Pull each line holding the word "source" from the data.
— Start Provided information —
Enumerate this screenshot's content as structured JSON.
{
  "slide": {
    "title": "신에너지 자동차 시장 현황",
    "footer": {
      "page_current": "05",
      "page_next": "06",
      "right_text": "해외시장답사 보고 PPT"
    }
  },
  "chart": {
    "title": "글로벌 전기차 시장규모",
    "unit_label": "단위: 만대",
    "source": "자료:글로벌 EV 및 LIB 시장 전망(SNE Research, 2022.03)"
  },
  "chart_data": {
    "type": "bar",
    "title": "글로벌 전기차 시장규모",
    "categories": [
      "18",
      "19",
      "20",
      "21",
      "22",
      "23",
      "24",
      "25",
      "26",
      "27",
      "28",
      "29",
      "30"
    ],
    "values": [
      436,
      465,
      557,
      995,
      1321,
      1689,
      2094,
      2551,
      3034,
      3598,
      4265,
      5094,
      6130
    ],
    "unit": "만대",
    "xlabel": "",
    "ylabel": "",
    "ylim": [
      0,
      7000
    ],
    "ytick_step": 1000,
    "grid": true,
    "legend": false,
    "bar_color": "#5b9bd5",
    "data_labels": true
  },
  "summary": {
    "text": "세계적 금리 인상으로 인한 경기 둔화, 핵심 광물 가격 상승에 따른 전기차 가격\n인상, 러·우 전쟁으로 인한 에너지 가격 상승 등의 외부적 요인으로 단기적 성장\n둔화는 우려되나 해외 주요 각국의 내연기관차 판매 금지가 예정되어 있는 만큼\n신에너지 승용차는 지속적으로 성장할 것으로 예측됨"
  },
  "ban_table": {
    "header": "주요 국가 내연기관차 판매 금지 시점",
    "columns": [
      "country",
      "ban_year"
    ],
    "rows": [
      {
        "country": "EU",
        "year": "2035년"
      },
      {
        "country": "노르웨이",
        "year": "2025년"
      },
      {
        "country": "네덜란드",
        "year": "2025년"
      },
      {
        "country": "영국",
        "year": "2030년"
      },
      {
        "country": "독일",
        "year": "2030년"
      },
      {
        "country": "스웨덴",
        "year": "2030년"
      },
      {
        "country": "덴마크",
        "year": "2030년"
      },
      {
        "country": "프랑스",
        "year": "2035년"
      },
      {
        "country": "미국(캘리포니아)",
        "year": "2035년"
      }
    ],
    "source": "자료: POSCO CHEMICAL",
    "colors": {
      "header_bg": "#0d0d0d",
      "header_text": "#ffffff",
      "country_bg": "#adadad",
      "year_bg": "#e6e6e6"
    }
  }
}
— End Provided information —
• **Result below**
    "source": "자료:글로벌 EV 및 LIB 시장 전망(SNE Research, 2022.03)"
    "source": "자료: POSCO CHEMICAL",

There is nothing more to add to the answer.